WRITTEN EXERCISE: Set the listing down again in full, word for word, with the pictures left out.

RECORDS PROVIDED:
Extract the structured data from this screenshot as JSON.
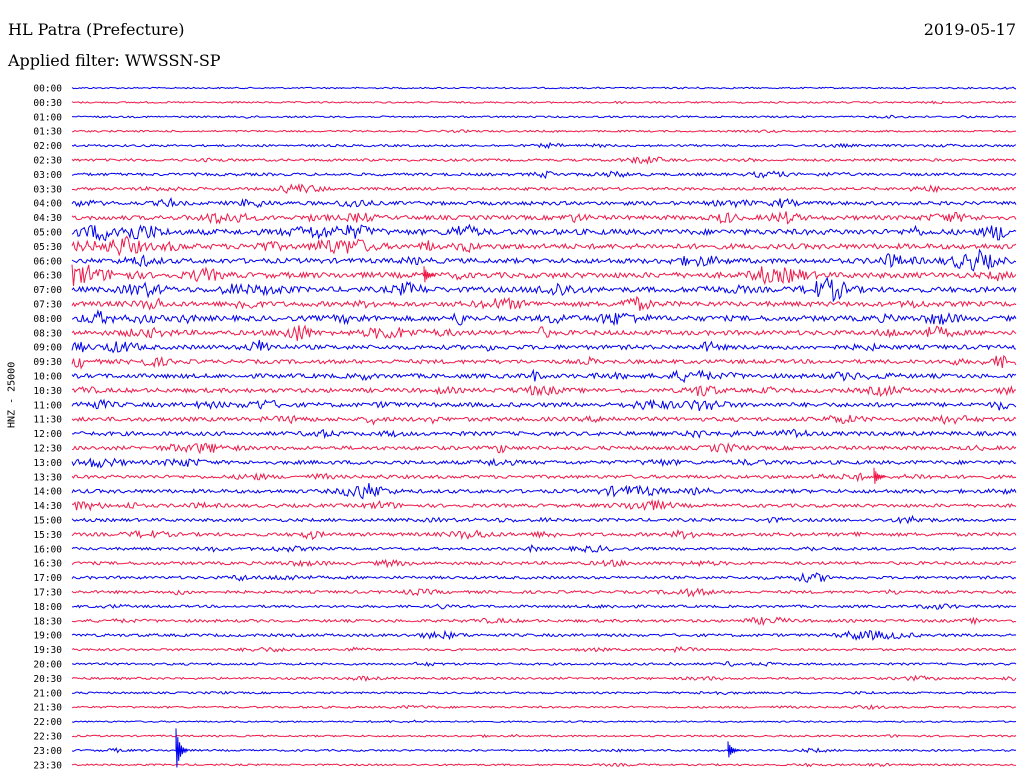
{
  "header": {
    "station": "HL Patra (Prefecture)",
    "date": "2019-05-17",
    "filter": "Applied filter: WWSSN-SP"
  },
  "chart_data": {
    "type": "line",
    "title": "HL Patra (Prefecture)",
    "ylabel": "HNZ - 25000",
    "xlabel": "",
    "row_labels": [
      "00:00",
      "00:30",
      "01:00",
      "01:30",
      "02:00",
      "02:30",
      "03:00",
      "03:30",
      "04:00",
      "04:30",
      "05:00",
      "05:30",
      "06:00",
      "06:30",
      "07:00",
      "07:30",
      "08:00",
      "08:30",
      "09:00",
      "09:30",
      "10:00",
      "10:30",
      "11:00",
      "11:30",
      "12:00",
      "12:30",
      "13:00",
      "13:30",
      "14:00",
      "14:30",
      "15:00",
      "15:30",
      "16:00",
      "16:30",
      "17:00",
      "17:30",
      "18:00",
      "18:30",
      "19:00",
      "19:30",
      "20:00",
      "20:30",
      "21:00",
      "21:30",
      "22:00",
      "22:30",
      "23:00",
      "23:30"
    ],
    "row_colors": [
      "#0000ee",
      "#ee1a4a"
    ],
    "activity_level": [
      0.08,
      0.1,
      0.12,
      0.12,
      0.2,
      0.25,
      0.3,
      0.3,
      0.45,
      0.55,
      0.75,
      0.7,
      0.65,
      0.75,
      0.7,
      0.65,
      0.7,
      0.6,
      0.55,
      0.5,
      0.55,
      0.55,
      0.55,
      0.5,
      0.5,
      0.45,
      0.45,
      0.4,
      0.45,
      0.4,
      0.35,
      0.4,
      0.3,
      0.35,
      0.3,
      0.3,
      0.25,
      0.3,
      0.3,
      0.2,
      0.2,
      0.2,
      0.15,
      0.15,
      0.08,
      0.12,
      0.15,
      0.12
    ],
    "grid": false,
    "legend": "none"
  }
}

FINAL RESULT:
Extract the structured data from this screenshot as JSON.
{
  "header": {
    "station": "HL Patra (Prefecture)",
    "date": "2019-05-17",
    "filter": "Applied filter: WWSSN-SP"
  },
  "chart_data": {
    "type": "line",
    "title": "HL Patra (Prefecture)",
    "ylabel": "HNZ - 25000",
    "xlabel": "",
    "row_labels": [
      "00:00",
      "00:30",
      "01:00",
      "01:30",
      "02:00",
      "02:30",
      "03:00",
      "03:30",
      "04:00",
      "04:30",
      "05:00",
      "05:30",
      "06:00",
      "06:30",
      "07:00",
      "07:30",
      "08:00",
      "08:30",
      "09:00",
      "09:30",
      "10:00",
      "10:30",
      "11:00",
      "11:30",
      "12:00",
      "12:30",
      "13:00",
      "13:30",
      "14:00",
      "14:30",
      "15:00",
      "15:30",
      "16:00",
      "16:30",
      "17:00",
      "17:30",
      "18:00",
      "18:30",
      "19:00",
      "19:30",
      "20:00",
      "20:30",
      "21:00",
      "21:30",
      "22:00",
      "22:30",
      "23:00",
      "23:30"
    ],
    "row_colors": [
      "#0000ee",
      "#ee1a4a"
    ],
    "activity_level": [
      0.08,
      0.1,
      0.12,
      0.12,
      0.2,
      0.25,
      0.3,
      0.3,
      0.45,
      0.55,
      0.75,
      0.7,
      0.65,
      0.75,
      0.7,
      0.65,
      0.7,
      0.6,
      0.55,
      0.5,
      0.55,
      0.55,
      0.55,
      0.5,
      0.5,
      0.45,
      0.45,
      0.4,
      0.45,
      0.4,
      0.35,
      0.4,
      0.3,
      0.35,
      0.3,
      0.3,
      0.25,
      0.3,
      0.3,
      0.2,
      0.2,
      0.2,
      0.15,
      0.15,
      0.08,
      0.12,
      0.15,
      0.12
    ],
    "grid": false,
    "legend": "none"
  }
}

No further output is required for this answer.